§ **Problem description**:
Give the number of lines containing the word "content", and nothing else.

§ **Items listed in a dataset**:
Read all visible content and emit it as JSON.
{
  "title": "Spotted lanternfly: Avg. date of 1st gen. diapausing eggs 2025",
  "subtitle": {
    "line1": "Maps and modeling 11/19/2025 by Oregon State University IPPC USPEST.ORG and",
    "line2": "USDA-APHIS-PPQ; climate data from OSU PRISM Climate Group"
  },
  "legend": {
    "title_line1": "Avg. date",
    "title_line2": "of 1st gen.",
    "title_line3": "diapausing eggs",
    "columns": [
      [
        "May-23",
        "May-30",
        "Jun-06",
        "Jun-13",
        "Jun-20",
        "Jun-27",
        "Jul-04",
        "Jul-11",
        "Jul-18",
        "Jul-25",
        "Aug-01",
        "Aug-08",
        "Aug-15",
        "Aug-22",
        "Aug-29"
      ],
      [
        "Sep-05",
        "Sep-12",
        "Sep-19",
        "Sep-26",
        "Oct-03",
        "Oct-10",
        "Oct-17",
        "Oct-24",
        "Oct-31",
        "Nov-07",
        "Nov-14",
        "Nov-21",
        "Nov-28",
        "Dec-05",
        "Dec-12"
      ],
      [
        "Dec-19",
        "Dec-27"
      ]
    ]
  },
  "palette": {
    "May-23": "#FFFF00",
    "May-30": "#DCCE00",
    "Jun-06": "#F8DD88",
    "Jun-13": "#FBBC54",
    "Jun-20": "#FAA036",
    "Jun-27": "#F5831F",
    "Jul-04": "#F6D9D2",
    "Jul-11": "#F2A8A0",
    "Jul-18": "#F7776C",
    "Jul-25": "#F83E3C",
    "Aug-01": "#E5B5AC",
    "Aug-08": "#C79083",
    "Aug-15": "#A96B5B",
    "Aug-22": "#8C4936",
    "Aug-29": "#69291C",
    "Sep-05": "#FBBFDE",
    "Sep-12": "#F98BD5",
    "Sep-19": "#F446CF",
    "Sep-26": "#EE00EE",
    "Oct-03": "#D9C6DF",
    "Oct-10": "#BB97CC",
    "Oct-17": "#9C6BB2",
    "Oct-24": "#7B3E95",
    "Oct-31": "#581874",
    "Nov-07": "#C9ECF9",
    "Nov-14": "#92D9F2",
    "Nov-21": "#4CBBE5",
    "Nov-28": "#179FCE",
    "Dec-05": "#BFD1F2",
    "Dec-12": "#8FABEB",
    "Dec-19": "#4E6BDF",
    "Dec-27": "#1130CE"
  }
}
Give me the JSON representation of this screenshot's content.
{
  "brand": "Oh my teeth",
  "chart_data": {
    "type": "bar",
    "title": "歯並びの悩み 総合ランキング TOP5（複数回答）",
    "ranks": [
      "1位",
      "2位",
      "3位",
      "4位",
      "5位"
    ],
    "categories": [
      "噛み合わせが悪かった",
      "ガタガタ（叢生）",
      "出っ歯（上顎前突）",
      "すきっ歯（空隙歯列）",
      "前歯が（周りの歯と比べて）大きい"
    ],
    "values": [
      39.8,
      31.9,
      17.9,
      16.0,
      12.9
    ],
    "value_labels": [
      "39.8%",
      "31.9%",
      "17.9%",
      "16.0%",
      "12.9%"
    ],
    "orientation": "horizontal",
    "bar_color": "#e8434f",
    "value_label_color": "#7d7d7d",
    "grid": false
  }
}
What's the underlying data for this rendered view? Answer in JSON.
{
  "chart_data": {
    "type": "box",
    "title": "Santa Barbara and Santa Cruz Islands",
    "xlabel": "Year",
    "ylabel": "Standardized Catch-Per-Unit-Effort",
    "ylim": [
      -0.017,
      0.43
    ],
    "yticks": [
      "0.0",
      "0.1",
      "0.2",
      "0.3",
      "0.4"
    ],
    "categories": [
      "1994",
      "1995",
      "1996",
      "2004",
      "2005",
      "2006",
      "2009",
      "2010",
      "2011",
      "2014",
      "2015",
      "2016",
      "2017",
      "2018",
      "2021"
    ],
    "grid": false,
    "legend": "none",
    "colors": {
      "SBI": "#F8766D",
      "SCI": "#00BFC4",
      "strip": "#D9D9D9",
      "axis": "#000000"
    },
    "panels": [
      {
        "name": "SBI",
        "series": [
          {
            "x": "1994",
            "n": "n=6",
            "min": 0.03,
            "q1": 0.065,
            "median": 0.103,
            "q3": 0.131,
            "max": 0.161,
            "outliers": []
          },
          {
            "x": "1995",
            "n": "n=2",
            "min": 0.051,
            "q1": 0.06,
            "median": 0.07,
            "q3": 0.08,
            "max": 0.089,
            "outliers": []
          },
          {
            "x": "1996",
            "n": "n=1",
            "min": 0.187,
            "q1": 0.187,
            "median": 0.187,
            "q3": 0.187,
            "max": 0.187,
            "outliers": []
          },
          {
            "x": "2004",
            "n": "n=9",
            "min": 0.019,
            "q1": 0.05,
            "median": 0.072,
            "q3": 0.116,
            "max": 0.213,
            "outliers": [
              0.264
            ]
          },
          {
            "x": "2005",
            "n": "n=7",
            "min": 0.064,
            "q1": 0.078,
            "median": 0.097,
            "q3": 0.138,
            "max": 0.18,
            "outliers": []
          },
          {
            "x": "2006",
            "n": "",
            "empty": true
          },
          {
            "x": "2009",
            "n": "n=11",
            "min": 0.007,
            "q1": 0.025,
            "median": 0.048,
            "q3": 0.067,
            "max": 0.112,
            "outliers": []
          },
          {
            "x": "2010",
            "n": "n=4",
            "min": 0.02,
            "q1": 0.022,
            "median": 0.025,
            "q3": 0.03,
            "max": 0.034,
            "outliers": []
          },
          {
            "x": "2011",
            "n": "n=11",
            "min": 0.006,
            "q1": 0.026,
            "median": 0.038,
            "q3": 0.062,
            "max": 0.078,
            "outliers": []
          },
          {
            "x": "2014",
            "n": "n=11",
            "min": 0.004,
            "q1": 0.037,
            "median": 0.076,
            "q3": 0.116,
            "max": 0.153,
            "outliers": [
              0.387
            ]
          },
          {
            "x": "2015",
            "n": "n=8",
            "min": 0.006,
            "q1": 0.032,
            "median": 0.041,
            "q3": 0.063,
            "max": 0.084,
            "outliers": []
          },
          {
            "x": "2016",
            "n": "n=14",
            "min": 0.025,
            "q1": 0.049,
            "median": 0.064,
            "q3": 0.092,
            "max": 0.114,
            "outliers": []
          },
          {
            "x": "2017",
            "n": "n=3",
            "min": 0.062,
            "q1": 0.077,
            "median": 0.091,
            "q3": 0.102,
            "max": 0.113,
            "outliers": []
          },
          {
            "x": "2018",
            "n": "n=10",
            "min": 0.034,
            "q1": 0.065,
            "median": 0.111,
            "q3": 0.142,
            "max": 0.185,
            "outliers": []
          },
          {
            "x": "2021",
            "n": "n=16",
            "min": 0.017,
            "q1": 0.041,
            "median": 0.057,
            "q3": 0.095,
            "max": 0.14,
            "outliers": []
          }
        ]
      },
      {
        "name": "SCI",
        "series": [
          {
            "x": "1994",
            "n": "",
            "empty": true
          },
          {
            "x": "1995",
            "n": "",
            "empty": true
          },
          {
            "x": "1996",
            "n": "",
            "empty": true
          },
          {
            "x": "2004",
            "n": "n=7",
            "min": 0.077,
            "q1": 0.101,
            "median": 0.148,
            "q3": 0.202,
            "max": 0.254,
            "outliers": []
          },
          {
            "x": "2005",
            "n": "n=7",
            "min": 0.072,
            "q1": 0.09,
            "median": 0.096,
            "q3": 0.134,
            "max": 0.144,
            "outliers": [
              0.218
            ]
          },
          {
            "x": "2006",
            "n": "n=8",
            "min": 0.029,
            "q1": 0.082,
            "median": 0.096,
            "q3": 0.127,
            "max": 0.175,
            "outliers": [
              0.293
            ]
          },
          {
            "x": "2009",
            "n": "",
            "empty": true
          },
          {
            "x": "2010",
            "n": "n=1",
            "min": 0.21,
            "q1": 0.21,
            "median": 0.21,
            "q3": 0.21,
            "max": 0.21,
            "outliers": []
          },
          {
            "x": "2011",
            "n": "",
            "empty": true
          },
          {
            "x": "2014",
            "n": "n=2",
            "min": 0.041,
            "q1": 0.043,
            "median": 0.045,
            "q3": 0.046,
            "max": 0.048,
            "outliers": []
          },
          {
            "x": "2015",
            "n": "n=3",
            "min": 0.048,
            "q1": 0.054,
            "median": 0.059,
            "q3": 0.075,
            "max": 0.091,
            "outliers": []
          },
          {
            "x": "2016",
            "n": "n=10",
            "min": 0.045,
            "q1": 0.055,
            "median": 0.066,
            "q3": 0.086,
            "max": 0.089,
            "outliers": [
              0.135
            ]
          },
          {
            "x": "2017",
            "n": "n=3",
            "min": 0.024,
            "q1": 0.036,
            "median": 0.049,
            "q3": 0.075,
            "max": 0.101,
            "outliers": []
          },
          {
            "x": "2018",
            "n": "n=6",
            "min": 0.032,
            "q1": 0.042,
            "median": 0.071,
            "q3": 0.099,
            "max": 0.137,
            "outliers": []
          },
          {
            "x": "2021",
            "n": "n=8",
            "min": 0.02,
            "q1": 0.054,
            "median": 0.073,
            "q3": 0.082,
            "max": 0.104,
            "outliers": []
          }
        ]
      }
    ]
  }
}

§ **Answer**:
2